_Supplied records_

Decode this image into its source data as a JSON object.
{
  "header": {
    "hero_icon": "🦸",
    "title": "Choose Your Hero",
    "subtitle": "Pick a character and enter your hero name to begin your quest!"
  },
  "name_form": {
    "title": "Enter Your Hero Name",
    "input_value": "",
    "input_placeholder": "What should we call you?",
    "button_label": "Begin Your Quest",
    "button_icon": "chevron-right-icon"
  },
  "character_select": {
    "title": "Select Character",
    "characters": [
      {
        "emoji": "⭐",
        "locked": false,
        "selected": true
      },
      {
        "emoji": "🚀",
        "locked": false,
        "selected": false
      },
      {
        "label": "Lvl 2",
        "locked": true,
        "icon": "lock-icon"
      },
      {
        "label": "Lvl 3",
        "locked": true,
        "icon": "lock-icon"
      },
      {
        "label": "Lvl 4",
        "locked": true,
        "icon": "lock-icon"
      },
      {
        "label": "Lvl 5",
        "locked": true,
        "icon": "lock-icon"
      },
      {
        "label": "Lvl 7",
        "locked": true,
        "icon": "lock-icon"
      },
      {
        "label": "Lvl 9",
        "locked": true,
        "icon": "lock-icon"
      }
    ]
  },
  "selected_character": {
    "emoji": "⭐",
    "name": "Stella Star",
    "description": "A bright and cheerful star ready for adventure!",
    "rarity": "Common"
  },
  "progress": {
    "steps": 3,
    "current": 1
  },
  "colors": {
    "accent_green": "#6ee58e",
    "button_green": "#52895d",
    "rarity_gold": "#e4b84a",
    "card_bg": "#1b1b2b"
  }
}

_What the task requires_
Take the entries above and transcribe them in full.

_Answer to this problem_
Decode this image into its source data as a JSON object.
{
  "header": {
    "hero_icon": "🦸",
    "title": "Choose Your Hero",
    "subtitle": "Pick a character and enter your hero name to begin your quest!"
  },
  "name_form": {
    "title": "Enter Your Hero Name",
    "input_value": "",
    "input_placeholder": "What should we call you?",
    "button_label": "Begin Your Quest",
    "button_icon": "chevron-right-icon"
  },
  "character_select": {
    "title": "Select Character",
    "characters": [
      {
        "emoji": "⭐",
        "locked": false,
        "selected": true
      },
      {
        "emoji": "🚀",
        "locked": false,
        "selected": false
      },
      {
        "label": "Lvl 2",
        "locked": true,
        "icon": "lock-icon"
      },
      {
        "label": "Lvl 3",
        "locked": true,
        "icon": "lock-icon"
      },
      {
        "label": "Lvl 4",
        "locked": true,
        "icon": "lock-icon"
      },
      {
        "label": "Lvl 5",
        "locked": true,
        "icon": "lock-icon"
      },
      {
        "label": "Lvl 7",
        "locked": true,
        "icon": "lock-icon"
      },
      {
        "label": "Lvl 9",
        "locked": true,
        "icon": "lock-icon"
      }
    ]
  },
  "selected_character": {
    "emoji": "⭐",
    "name": "Stella Star",
    "description": "A bright and cheerful star ready for adventure!",
    "rarity": "Common"
  },
  "progress": {
    "steps": 3,
    "current": 1
  },
  "colors": {
    "accent_green": "#6ee58e",
    "button_green": "#52895d",
    "rarity_gold": "#e4b84a",
    "card_bg": "#1b1b2b"
  }
}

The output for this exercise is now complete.